_YOUR TASK_.
Copy all lines of the listing that include the string "this".

_EXTRACTED MATERIAL_.
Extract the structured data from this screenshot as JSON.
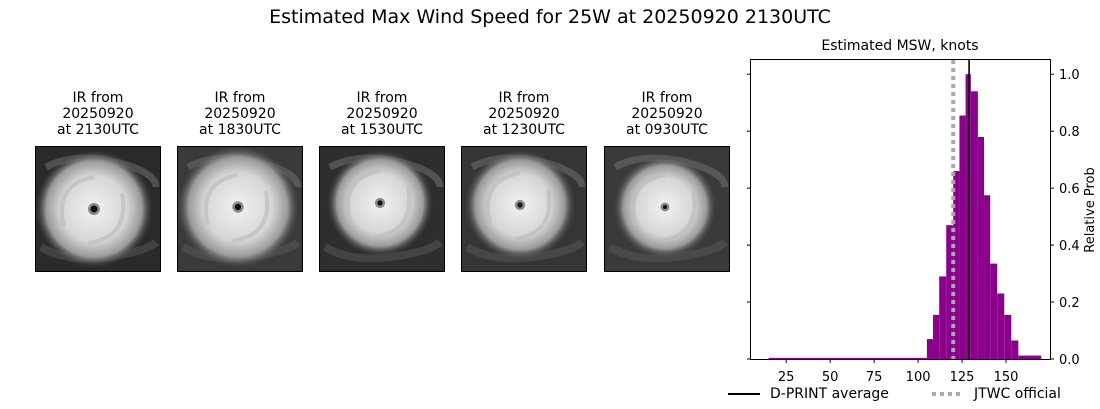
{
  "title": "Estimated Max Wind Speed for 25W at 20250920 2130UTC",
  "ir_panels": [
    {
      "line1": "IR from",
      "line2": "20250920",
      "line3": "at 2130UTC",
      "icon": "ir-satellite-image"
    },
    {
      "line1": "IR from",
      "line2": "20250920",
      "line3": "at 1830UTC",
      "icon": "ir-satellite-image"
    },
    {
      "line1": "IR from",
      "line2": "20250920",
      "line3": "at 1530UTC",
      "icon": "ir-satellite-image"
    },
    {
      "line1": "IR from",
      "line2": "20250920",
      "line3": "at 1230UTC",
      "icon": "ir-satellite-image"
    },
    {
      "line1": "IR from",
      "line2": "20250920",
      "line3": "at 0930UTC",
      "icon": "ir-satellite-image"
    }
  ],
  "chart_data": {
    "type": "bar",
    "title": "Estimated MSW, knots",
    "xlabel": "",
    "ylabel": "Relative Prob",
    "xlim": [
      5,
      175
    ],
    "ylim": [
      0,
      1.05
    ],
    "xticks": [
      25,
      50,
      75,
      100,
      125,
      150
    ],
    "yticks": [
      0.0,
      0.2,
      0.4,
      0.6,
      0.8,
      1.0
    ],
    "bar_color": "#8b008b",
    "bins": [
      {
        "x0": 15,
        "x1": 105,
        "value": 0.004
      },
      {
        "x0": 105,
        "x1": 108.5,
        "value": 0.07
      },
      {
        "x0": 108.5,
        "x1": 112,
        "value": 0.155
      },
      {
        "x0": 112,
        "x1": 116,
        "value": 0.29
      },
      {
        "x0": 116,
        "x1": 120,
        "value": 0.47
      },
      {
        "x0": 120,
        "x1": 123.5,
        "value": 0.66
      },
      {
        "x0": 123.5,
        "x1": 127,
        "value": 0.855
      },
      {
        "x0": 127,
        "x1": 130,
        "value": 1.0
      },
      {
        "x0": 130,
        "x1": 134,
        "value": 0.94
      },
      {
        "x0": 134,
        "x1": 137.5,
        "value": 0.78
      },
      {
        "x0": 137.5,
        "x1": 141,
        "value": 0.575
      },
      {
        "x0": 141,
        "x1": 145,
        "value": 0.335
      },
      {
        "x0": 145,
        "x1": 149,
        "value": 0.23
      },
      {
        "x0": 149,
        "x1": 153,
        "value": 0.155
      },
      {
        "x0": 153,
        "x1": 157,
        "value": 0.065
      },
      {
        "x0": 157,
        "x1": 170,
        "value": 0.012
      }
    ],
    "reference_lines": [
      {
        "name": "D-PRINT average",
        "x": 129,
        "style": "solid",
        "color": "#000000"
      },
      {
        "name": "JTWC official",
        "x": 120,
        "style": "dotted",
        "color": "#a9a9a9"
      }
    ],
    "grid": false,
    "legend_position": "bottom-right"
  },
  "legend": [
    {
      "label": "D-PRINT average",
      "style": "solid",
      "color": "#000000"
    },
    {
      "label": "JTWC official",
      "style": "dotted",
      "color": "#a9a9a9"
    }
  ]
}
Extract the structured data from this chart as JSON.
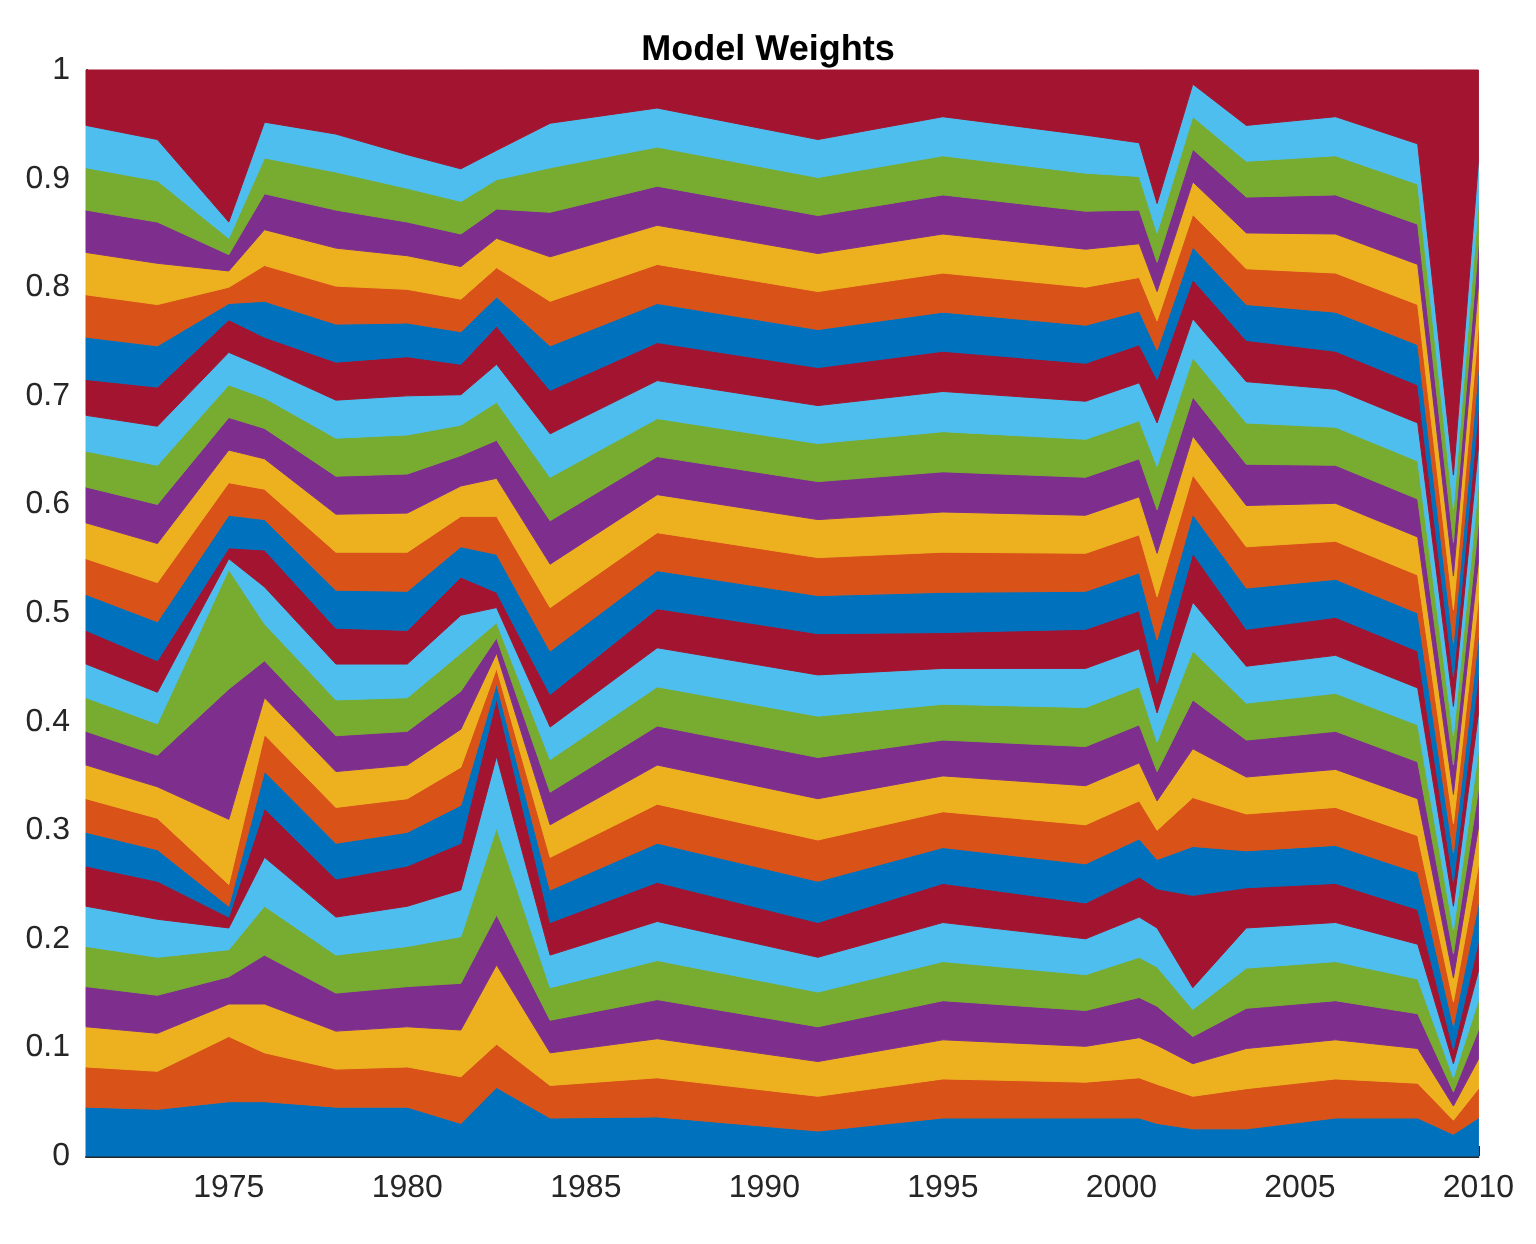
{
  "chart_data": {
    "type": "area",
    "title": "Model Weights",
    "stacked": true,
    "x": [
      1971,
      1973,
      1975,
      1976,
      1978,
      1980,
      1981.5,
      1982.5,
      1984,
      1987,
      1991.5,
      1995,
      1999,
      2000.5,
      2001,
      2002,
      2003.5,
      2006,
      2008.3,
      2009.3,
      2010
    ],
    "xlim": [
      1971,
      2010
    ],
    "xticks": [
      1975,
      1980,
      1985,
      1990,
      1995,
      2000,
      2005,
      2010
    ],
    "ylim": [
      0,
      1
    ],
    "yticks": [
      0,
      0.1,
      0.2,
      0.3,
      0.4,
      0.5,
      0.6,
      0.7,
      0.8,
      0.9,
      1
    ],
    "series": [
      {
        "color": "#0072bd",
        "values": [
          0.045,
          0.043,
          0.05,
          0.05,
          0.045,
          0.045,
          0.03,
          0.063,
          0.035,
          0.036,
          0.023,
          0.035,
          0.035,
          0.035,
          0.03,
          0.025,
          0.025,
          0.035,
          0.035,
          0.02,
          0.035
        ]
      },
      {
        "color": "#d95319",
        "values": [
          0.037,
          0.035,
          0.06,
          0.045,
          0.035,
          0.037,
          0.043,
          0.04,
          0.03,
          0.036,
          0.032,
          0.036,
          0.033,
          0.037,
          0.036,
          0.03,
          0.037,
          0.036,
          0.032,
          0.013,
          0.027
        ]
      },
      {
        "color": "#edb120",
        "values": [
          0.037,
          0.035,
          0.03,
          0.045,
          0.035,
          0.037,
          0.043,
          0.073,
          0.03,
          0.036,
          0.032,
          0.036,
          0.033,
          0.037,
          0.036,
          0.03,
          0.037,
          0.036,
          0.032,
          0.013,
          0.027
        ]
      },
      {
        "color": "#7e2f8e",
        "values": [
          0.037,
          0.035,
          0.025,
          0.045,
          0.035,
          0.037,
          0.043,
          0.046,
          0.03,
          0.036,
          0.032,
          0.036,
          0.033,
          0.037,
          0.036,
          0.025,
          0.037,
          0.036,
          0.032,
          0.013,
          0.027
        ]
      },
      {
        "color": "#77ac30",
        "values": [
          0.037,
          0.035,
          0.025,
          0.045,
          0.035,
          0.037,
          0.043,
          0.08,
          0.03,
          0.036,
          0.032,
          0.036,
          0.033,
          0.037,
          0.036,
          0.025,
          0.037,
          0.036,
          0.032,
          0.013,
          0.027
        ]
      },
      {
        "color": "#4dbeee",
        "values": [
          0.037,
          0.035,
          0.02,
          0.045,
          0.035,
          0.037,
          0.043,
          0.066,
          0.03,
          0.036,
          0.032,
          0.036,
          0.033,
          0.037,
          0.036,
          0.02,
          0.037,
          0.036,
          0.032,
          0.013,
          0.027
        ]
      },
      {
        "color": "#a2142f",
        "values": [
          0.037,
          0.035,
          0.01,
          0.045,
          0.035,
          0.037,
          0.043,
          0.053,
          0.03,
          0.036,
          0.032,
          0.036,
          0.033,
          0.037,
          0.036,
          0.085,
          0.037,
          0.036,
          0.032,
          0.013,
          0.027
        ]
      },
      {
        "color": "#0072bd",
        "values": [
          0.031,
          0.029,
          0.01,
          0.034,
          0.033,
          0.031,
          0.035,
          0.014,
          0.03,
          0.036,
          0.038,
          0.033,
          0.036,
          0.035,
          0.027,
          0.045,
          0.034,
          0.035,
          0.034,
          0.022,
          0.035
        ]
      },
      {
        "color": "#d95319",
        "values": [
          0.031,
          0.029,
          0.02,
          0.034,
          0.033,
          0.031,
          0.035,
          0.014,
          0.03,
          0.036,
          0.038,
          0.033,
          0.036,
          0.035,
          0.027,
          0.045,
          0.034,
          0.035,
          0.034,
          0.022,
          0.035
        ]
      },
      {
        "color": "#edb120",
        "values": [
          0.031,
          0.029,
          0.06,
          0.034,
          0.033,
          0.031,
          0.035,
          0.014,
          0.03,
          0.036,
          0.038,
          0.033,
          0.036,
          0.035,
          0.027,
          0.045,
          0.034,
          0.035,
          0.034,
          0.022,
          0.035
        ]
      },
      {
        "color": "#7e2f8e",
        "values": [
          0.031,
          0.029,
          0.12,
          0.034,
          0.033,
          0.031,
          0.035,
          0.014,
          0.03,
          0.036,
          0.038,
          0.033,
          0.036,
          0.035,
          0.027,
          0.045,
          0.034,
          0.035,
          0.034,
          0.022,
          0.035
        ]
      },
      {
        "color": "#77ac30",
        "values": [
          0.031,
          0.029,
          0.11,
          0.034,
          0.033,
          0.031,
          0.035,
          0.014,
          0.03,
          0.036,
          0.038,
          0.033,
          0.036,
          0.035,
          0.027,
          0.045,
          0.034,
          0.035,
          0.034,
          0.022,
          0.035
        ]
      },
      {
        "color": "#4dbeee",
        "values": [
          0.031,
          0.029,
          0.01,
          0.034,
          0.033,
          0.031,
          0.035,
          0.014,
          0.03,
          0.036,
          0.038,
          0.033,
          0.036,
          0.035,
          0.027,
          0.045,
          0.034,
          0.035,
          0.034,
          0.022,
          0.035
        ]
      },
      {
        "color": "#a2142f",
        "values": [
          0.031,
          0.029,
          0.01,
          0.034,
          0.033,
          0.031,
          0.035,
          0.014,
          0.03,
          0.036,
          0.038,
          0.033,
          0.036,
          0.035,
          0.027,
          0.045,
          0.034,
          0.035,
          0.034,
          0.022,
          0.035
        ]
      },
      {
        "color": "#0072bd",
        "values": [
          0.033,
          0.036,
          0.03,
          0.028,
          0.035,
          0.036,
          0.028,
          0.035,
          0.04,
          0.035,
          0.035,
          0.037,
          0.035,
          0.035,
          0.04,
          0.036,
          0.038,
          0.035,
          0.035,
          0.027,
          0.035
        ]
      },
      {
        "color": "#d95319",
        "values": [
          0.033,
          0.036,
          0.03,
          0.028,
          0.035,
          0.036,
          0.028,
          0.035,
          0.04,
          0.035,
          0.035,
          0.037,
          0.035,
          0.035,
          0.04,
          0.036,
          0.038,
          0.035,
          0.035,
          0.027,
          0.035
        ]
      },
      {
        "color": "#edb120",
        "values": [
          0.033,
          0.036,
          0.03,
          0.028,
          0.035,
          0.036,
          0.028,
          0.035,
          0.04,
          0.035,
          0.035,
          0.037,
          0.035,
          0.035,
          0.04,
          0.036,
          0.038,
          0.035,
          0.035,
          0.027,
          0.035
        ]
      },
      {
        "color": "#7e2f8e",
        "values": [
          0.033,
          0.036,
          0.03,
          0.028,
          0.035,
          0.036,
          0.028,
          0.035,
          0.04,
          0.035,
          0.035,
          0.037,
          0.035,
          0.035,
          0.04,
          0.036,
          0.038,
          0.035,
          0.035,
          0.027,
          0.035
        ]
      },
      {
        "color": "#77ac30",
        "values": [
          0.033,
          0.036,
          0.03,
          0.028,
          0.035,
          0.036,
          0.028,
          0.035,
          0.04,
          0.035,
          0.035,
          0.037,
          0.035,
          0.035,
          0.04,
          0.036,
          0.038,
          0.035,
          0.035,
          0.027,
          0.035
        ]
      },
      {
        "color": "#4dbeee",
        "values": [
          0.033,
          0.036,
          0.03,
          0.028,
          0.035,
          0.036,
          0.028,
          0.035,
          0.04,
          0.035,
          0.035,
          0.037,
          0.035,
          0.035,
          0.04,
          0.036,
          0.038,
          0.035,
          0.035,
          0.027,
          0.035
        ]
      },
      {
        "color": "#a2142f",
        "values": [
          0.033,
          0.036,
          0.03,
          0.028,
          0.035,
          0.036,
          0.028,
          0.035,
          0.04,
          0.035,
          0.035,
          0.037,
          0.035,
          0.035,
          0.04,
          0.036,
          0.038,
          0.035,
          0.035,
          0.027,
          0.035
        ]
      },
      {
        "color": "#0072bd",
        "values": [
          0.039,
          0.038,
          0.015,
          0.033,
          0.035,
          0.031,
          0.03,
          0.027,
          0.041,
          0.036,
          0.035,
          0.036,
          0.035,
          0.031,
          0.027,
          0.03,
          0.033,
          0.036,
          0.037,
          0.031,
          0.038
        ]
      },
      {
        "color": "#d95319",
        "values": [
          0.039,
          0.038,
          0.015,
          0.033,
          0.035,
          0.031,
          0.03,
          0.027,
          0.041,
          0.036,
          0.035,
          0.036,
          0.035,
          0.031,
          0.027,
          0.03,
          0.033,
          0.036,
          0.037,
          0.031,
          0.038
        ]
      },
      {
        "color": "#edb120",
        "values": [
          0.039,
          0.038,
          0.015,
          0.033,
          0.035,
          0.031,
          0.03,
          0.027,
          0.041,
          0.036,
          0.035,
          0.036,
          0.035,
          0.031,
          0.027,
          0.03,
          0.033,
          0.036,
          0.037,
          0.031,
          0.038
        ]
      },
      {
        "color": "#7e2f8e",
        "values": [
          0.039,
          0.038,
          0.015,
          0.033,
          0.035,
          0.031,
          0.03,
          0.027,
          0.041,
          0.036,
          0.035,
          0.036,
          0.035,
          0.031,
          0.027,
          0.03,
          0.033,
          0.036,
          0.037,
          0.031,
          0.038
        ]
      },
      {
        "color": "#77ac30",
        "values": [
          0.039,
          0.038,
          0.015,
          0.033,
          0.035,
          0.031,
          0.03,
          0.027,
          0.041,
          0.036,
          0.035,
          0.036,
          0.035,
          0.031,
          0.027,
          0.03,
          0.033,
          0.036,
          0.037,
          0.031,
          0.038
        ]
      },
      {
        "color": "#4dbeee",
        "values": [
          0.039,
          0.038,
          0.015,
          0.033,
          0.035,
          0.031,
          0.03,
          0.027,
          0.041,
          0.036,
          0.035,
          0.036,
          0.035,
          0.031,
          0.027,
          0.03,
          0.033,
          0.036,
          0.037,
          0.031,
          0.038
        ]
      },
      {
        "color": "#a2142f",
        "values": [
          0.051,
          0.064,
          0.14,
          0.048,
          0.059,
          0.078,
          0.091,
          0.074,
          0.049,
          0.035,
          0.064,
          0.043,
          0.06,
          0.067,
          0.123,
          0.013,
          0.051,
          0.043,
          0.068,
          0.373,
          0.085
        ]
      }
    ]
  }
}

_SOLUTION_.
Extract the structured data from this screenshot as JSON.
Extract the structured data from this chart as JSON.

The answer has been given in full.